Reproduce all of the data that follows, character for character.
— START Provided entries —
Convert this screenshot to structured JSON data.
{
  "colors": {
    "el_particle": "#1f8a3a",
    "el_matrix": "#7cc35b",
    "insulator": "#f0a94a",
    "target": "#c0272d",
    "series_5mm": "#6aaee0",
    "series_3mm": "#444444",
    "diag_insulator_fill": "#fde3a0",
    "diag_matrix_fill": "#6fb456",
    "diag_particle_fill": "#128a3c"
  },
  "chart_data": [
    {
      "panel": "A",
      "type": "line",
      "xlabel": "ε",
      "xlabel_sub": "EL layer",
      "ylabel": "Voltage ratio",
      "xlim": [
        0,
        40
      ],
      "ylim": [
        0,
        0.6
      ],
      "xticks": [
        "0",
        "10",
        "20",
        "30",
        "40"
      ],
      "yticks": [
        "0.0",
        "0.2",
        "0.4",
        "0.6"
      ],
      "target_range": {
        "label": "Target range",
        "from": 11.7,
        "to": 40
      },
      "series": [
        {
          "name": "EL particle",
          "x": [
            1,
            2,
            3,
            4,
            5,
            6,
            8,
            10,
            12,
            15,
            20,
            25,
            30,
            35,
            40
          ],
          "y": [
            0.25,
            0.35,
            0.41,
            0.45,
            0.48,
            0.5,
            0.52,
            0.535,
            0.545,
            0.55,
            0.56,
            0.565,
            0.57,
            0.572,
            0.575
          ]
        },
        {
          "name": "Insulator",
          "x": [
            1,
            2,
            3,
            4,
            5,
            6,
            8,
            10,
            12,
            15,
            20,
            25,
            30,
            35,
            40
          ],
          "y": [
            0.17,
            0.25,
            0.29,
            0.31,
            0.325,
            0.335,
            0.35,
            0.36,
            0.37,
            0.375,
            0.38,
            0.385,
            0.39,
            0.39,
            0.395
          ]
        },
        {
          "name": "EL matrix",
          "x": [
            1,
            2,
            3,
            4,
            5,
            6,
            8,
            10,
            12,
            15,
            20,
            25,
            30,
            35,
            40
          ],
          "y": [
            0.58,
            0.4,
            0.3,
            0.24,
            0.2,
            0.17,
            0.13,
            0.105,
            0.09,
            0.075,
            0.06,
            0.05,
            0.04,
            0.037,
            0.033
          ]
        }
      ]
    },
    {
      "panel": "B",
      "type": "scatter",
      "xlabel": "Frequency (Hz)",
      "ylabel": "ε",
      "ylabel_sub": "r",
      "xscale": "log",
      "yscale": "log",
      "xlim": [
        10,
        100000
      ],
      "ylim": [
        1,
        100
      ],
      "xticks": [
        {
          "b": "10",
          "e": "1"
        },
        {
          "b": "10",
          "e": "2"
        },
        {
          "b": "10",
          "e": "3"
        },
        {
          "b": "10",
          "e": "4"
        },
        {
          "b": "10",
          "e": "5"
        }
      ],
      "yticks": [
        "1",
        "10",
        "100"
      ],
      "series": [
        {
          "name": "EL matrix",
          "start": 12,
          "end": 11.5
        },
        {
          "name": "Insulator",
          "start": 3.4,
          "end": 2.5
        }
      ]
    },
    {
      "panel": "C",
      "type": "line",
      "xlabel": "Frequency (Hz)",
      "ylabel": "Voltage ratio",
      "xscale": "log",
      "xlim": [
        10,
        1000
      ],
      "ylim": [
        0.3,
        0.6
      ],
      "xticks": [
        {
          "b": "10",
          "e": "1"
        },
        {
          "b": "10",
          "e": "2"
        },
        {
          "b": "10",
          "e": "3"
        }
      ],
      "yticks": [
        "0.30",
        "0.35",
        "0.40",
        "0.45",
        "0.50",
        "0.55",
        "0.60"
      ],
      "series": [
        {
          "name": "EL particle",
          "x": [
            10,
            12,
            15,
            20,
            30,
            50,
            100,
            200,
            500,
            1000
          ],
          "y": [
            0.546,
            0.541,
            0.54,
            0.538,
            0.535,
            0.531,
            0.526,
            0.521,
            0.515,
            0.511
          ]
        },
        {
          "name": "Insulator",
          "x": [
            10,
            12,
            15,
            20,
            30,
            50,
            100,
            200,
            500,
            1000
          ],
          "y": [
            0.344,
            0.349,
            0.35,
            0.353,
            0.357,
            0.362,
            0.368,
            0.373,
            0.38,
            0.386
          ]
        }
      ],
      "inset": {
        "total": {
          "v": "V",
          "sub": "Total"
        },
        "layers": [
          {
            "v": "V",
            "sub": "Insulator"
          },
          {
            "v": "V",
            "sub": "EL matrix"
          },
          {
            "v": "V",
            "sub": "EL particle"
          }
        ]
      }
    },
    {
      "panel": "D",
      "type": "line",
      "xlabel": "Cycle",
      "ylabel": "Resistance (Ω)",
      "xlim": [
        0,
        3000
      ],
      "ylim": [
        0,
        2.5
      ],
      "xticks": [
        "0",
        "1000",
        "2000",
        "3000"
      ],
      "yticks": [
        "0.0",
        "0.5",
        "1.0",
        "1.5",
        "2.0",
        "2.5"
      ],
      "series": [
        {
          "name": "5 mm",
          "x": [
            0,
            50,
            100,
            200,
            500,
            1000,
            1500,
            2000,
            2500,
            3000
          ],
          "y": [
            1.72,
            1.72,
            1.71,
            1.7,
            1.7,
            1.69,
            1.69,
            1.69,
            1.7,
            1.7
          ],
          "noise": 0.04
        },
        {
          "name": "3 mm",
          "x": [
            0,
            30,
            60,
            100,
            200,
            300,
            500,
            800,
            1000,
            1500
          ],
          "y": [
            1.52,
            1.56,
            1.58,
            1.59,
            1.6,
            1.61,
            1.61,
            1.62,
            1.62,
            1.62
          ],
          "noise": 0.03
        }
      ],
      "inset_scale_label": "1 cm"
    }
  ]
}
— END Provided entries —
| Solution to this exercise |
Convert this screenshot to structured JSON data.
{
  "colors": {
    "el_particle": "#1f8a3a",
    "el_matrix": "#7cc35b",
    "insulator": "#f0a94a",
    "target": "#c0272d",
    "series_5mm": "#6aaee0",
    "series_3mm": "#444444",
    "diag_insulator_fill": "#fde3a0",
    "diag_matrix_fill": "#6fb456",
    "diag_particle_fill": "#128a3c"
  },
  "chart_data": [
    {
      "panel": "A",
      "type": "line",
      "xlabel": "ε",
      "xlabel_sub": "EL layer",
      "ylabel": "Voltage ratio",
      "xlim": [
        0,
        40
      ],
      "ylim": [
        0,
        0.6
      ],
      "xticks": [
        "0",
        "10",
        "20",
        "30",
        "40"
      ],
      "yticks": [
        "0.0",
        "0.2",
        "0.4",
        "0.6"
      ],
      "target_range": {
        "label": "Target range",
        "from": 11.7,
        "to": 40
      },
      "series": [
        {
          "name": "EL particle",
          "x": [
            1,
            2,
            3,
            4,
            5,
            6,
            8,
            10,
            12,
            15,
            20,
            25,
            30,
            35,
            40
          ],
          "y": [
            0.25,
            0.35,
            0.41,
            0.45,
            0.48,
            0.5,
            0.52,
            0.535,
            0.545,
            0.55,
            0.56,
            0.565,
            0.57,
            0.572,
            0.575
          ]
        },
        {
          "name": "Insulator",
          "x": [
            1,
            2,
            3,
            4,
            5,
            6,
            8,
            10,
            12,
            15,
            20,
            25,
            30,
            35,
            40
          ],
          "y": [
            0.17,
            0.25,
            0.29,
            0.31,
            0.325,
            0.335,
            0.35,
            0.36,
            0.37,
            0.375,
            0.38,
            0.385,
            0.39,
            0.39,
            0.395
          ]
        },
        {
          "name": "EL matrix",
          "x": [
            1,
            2,
            3,
            4,
            5,
            6,
            8,
            10,
            12,
            15,
            20,
            25,
            30,
            35,
            40
          ],
          "y": [
            0.58,
            0.4,
            0.3,
            0.24,
            0.2,
            0.17,
            0.13,
            0.105,
            0.09,
            0.075,
            0.06,
            0.05,
            0.04,
            0.037,
            0.033
          ]
        }
      ]
    },
    {
      "panel": "B",
      "type": "scatter",
      "xlabel": "Frequency (Hz)",
      "ylabel": "ε",
      "ylabel_sub": "r",
      "xscale": "log",
      "yscale": "log",
      "xlim": [
        10,
        100000
      ],
      "ylim": [
        1,
        100
      ],
      "xticks": [
        {
          "b": "10",
          "e": "1"
        },
        {
          "b": "10",
          "e": "2"
        },
        {
          "b": "10",
          "e": "3"
        },
        {
          "b": "10",
          "e": "4"
        },
        {
          "b": "10",
          "e": "5"
        }
      ],
      "yticks": [
        "1",
        "10",
        "100"
      ],
      "series": [
        {
          "name": "EL matrix",
          "start": 12,
          "end": 11.5
        },
        {
          "name": "Insulator",
          "start": 3.4,
          "end": 2.5
        }
      ]
    },
    {
      "panel": "C",
      "type": "line",
      "xlabel": "Frequency (Hz)",
      "ylabel": "Voltage ratio",
      "xscale": "log",
      "xlim": [
        10,
        1000
      ],
      "ylim": [
        0.3,
        0.6
      ],
      "xticks": [
        {
          "b": "10",
          "e": "1"
        },
        {
          "b": "10",
          "e": "2"
        },
        {
          "b": "10",
          "e": "3"
        }
      ],
      "yticks": [
        "0.30",
        "0.35",
        "0.40",
        "0.45",
        "0.50",
        "0.55",
        "0.60"
      ],
      "series": [
        {
          "name": "EL particle",
          "x": [
            10,
            12,
            15,
            20,
            30,
            50,
            100,
            200,
            500,
            1000
          ],
          "y": [
            0.546,
            0.541,
            0.54,
            0.538,
            0.535,
            0.531,
            0.526,
            0.521,
            0.515,
            0.511
          ]
        },
        {
          "name": "Insulator",
          "x": [
            10,
            12,
            15,
            20,
            30,
            50,
            100,
            200,
            500,
            1000
          ],
          "y": [
            0.344,
            0.349,
            0.35,
            0.353,
            0.357,
            0.362,
            0.368,
            0.373,
            0.38,
            0.386
          ]
        }
      ],
      "inset": {
        "total": {
          "v": "V",
          "sub": "Total"
        },
        "layers": [
          {
            "v": "V",
            "sub": "Insulator"
          },
          {
            "v": "V",
            "sub": "EL matrix"
          },
          {
            "v": "V",
            "sub": "EL particle"
          }
        ]
      }
    },
    {
      "panel": "D",
      "type": "line",
      "xlabel": "Cycle",
      "ylabel": "Resistance (Ω)",
      "xlim": [
        0,
        3000
      ],
      "ylim": [
        0,
        2.5
      ],
      "xticks": [
        "0",
        "1000",
        "2000",
        "3000"
      ],
      "yticks": [
        "0.0",
        "0.5",
        "1.0",
        "1.5",
        "2.0",
        "2.5"
      ],
      "series": [
        {
          "name": "5 mm",
          "x": [
            0,
            50,
            100,
            200,
            500,
            1000,
            1500,
            2000,
            2500,
            3000
          ],
          "y": [
            1.72,
            1.72,
            1.71,
            1.7,
            1.7,
            1.69,
            1.69,
            1.69,
            1.7,
            1.7
          ],
          "noise": 0.04
        },
        {
          "name": "3 mm",
          "x": [
            0,
            30,
            60,
            100,
            200,
            300,
            500,
            800,
            1000,
            1500
          ],
          "y": [
            1.52,
            1.56,
            1.58,
            1.59,
            1.6,
            1.61,
            1.61,
            1.62,
            1.62,
            1.62
          ],
          "noise": 0.03
        }
      ],
      "inset_scale_label": "1 cm"
    }
  ]
}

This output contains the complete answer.